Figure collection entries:
⟨

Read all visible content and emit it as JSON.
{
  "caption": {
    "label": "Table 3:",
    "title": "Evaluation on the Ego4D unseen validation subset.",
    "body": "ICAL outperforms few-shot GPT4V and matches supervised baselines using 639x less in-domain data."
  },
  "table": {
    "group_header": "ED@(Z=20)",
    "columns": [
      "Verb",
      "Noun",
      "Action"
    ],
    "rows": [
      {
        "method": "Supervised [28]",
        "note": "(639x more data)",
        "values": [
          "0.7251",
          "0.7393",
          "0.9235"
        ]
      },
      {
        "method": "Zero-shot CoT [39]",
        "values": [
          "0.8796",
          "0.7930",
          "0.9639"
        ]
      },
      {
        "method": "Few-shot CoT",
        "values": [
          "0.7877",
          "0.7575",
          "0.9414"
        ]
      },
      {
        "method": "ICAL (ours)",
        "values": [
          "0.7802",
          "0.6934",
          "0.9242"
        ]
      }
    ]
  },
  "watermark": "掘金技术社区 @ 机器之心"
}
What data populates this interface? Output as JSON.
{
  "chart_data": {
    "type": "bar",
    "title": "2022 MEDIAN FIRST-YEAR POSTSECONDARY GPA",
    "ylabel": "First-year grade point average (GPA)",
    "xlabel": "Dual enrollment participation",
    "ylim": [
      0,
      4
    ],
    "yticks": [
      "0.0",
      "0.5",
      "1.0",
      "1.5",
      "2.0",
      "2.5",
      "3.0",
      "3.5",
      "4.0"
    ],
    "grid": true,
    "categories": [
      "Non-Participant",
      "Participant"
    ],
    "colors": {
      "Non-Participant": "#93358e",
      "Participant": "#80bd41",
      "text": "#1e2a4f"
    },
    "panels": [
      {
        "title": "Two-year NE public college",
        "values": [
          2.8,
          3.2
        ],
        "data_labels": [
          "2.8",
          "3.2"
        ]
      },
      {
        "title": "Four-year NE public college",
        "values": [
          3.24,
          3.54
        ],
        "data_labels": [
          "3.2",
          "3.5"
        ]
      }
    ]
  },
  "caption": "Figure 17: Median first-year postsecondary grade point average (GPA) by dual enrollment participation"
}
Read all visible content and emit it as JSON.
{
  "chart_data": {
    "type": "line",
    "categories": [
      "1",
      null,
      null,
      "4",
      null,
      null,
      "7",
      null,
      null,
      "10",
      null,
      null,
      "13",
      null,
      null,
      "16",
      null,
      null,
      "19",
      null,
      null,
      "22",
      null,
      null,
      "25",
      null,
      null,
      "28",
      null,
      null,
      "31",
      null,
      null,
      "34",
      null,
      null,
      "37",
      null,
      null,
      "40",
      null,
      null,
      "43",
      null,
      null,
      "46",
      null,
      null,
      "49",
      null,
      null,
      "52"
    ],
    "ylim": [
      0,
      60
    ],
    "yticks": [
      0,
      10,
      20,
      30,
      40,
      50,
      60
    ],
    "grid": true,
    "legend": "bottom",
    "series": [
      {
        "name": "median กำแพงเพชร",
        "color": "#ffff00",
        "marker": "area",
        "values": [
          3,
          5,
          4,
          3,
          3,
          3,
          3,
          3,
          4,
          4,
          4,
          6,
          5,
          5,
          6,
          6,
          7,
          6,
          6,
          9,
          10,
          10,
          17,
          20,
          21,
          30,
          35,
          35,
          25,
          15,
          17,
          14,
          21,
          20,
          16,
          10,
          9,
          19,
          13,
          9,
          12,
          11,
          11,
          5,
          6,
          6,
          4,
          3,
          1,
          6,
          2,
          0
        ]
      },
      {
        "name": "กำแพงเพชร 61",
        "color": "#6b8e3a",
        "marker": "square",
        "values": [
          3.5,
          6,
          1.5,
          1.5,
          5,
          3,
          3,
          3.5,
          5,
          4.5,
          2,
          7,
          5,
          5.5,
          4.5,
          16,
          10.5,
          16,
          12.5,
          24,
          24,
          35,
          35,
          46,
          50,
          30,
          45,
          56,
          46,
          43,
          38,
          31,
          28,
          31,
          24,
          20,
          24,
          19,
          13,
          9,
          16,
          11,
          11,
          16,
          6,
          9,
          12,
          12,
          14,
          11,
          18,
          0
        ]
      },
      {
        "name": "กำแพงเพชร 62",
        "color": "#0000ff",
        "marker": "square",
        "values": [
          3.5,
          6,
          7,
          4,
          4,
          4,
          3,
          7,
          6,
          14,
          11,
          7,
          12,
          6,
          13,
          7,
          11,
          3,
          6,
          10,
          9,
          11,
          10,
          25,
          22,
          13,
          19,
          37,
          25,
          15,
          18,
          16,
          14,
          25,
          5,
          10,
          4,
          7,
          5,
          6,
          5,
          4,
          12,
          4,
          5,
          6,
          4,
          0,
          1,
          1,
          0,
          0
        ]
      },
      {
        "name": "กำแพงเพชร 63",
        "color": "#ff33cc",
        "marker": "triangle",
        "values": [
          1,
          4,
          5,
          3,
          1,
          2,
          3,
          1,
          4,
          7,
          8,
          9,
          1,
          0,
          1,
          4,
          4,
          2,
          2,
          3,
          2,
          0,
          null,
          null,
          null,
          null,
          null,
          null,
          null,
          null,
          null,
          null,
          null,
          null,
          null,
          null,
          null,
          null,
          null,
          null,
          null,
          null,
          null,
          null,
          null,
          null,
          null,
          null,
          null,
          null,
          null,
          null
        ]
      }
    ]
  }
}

⟩

DIRECTIVE> Repeat the entries above exactly, leaving nothing out.

EXERCISE RESULT>
Read all visible content and emit it as JSON.
{
  "caption": {
    "label": "Table 3:",
    "title": "Evaluation on the Ego4D unseen validation subset.",
    "body": "ICAL outperforms few-shot GPT4V and matches supervised baselines using 639x less in-domain data."
  },
  "table": {
    "group_header": "ED@(Z=20)",
    "columns": [
      "Verb",
      "Noun",
      "Action"
    ],
    "rows": [
      {
        "method": "Supervised [28]",
        "note": "(639x more data)",
        "values": [
          "0.7251",
          "0.7393",
          "0.9235"
        ]
      },
      {
        "method": "Zero-shot CoT [39]",
        "values": [
          "0.8796",
          "0.7930",
          "0.9639"
        ]
      },
      {
        "method": "Few-shot CoT",
        "values": [
          "0.7877",
          "0.7575",
          "0.9414"
        ]
      },
      {
        "method": "ICAL (ours)",
        "values": [
          "0.7802",
          "0.6934",
          "0.9242"
        ]
      }
    ]
  },
  "watermark": "掘金技术社区 @ 机器之心"
}
What data populates this interface? Output as JSON.
{
  "chart_data": {
    "type": "bar",
    "title": "2022 MEDIAN FIRST-YEAR POSTSECONDARY GPA",
    "ylabel": "First-year grade point average (GPA)",
    "xlabel": "Dual enrollment participation",
    "ylim": [
      0,
      4
    ],
    "yticks": [
      "0.0",
      "0.5",
      "1.0",
      "1.5",
      "2.0",
      "2.5",
      "3.0",
      "3.5",
      "4.0"
    ],
    "grid": true,
    "categories": [
      "Non-Participant",
      "Participant"
    ],
    "colors": {
      "Non-Participant": "#93358e",
      "Participant": "#80bd41",
      "text": "#1e2a4f"
    },
    "panels": [
      {
        "title": "Two-year NE public college",
        "values": [
          2.8,
          3.2
        ],
        "data_labels": [
          "2.8",
          "3.2"
        ]
      },
      {
        "title": "Four-year NE public college",
        "values": [
          3.24,
          3.54
        ],
        "data_labels": [
          "3.2",
          "3.5"
        ]
      }
    ]
  },
  "caption": "Figure 17: Median first-year postsecondary grade point average (GPA) by dual enrollment participation"
}
Read all visible content and emit it as JSON.
{
  "chart_data": {
    "type": "line",
    "categories": [
      "1",
      null,
      null,
      "4",
      null,
      null,
      "7",
      null,
      null,
      "10",
      null,
      null,
      "13",
      null,
      null,
      "16",
      null,
      null,
      "19",
      null,
      null,
      "22",
      null,
      null,
      "25",
      null,
      null,
      "28",
      null,
      null,
      "31",
      null,
      null,
      "34",
      null,
      null,
      "37",
      null,
      null,
      "40",
      null,
      null,
      "43",
      null,
      null,
      "46",
      null,
      null,
      "49",
      null,
      null,
      "52"
    ],
    "ylim": [
      0,
      60
    ],
    "yticks": [
      0,
      10,
      20,
      30,
      40,
      50,
      60
    ],
    "grid": true,
    "legend": "bottom",
    "series": [
      {
        "name": "median กำแพงเพชร",
        "color": "#ffff00",
        "marker": "area",
        "values": [
          3,
          5,
          4,
          3,
          3,
          3,
          3,
          3,
          4,
          4,
          4,
          6,
          5,
          5,
          6,
          6,
          7,
          6,
          6,
          9,
          10,
          10,
          17,
          20,
          21,
          30,
          35,
          35,
          25,
          15,
          17,
          14,
          21,
          20,
          16,
          10,
          9,
          19,
          13,
          9,
          12,
          11,
          11,
          5,
          6,
          6,
          4,
          3,
          1,
          6,
          2,
          0
        ]
      },
      {
        "name": "กำแพงเพชร 61",
        "color": "#6b8e3a",
        "marker": "square",
        "values": [
          3.5,
          6,
          1.5,
          1.5,
          5,
          3,
          3,
          3.5,
          5,
          4.5,
          2,
          7,
          5,
          5.5,
          4.5,
          16,
          10.5,
          16,
          12.5,
          24,
          24,
          35,
          35,
          46,
          50,
          30,
          45,
          56,
          46,
          43,
          38,
          31,
          28,
          31,
          24,
          20,
          24,
          19,
          13,
          9,
          16,
          11,
          11,
          16,
          6,
          9,
          12,
          12,
          14,
          11,
          18,
          0
        ]
      },
      {
        "name": "กำแพงเพชร 62",
        "color": "#0000ff",
        "marker": "square",
        "values": [
          3.5,
          6,
          7,
          4,
          4,
          4,
          3,
          7,
          6,
          14,
          11,
          7,
          12,
          6,
          13,
          7,
          11,
          3,
          6,
          10,
          9,
          11,
          10,
          25,
          22,
          13,
          19,
          37,
          25,
          15,
          18,
          16,
          14,
          25,
          5,
          10,
          4,
          7,
          5,
          6,
          5,
          4,
          12,
          4,
          5,
          6,
          4,
          0,
          1,
          1,
          0,
          0
        ]
      },
      {
        "name": "กำแพงเพชร 63",
        "color": "#ff33cc",
        "marker": "triangle",
        "values": [
          1,
          4,
          5,
          3,
          1,
          2,
          3,
          1,
          4,
          7,
          8,
          9,
          1,
          0,
          1,
          4,
          4,
          2,
          2,
          3,
          2,
          0,
          null,
          null,
          null,
          null,
          null,
          null,
          null,
          null,
          null,
          null,
          null,
          null,
          null,
          null,
          null,
          null,
          null,
          null,
          null,
          null,
          null,
          null,
          null,
          null,
          null,
          null,
          null,
          null,
          null,
          null
        ]
      }
    ]
  }
}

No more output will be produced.